===== Task material

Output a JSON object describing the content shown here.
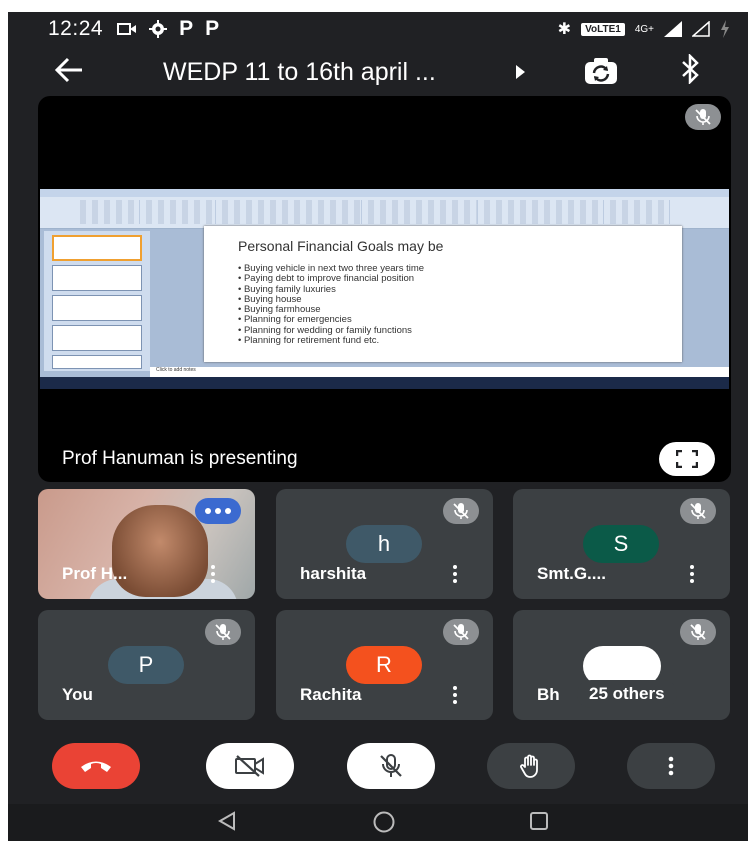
{
  "status_bar": {
    "time": "12:24",
    "left_icons": [
      "P",
      "P"
    ],
    "network_badge": "VoLTE1",
    "network_type": "4G+"
  },
  "header": {
    "title": "WEDP 11 to 16th april ..."
  },
  "presentation": {
    "slide_title": "Personal Financial Goals may be",
    "bullets": [
      "Buying vehicle in next two three years time",
      "Paying debt to improve financial position",
      "Buying family luxuries",
      "Buying house",
      "Buying farmhouse",
      "Planning for emergencies",
      "Planning for wedding or family functions",
      "Planning for retirement fund etc."
    ],
    "notes_placeholder": "Click to add notes",
    "presenting_label": "Prof Hanuman is presenting"
  },
  "participants": {
    "prof": {
      "name": "Prof H..."
    },
    "harshita": {
      "name": "harshita",
      "initial": "h",
      "color": "#3f5968"
    },
    "smt": {
      "name": "Smt.G....",
      "initial": "S",
      "color": "#0b5a48"
    },
    "you": {
      "name": "You",
      "initial": "P",
      "color": "#3f5968"
    },
    "rachita": {
      "name": "Rachita",
      "initial": "R",
      "color": "#f4511e"
    },
    "others": {
      "name": "Bh",
      "count_label": "25 others"
    }
  },
  "colors": {
    "background": "#202124",
    "tile": "#3c4043",
    "end_call": "#ea4335",
    "active_speaker": "#3b6ad0"
  },
  "icons": [
    "back-arrow-icon",
    "switch-camera-icon",
    "bluetooth-icon",
    "mic-off-icon",
    "fullscreen-icon",
    "end-call-icon",
    "camera-off-icon",
    "raise-hand-icon",
    "more-vert-icon"
  ]
}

==========

Instruction: Gather from the entries above all lines that include the string "initial".

Result of the exercise:
      "initial": "h",
      "initial": "S",
      "initial": "P",
      "initial": "R",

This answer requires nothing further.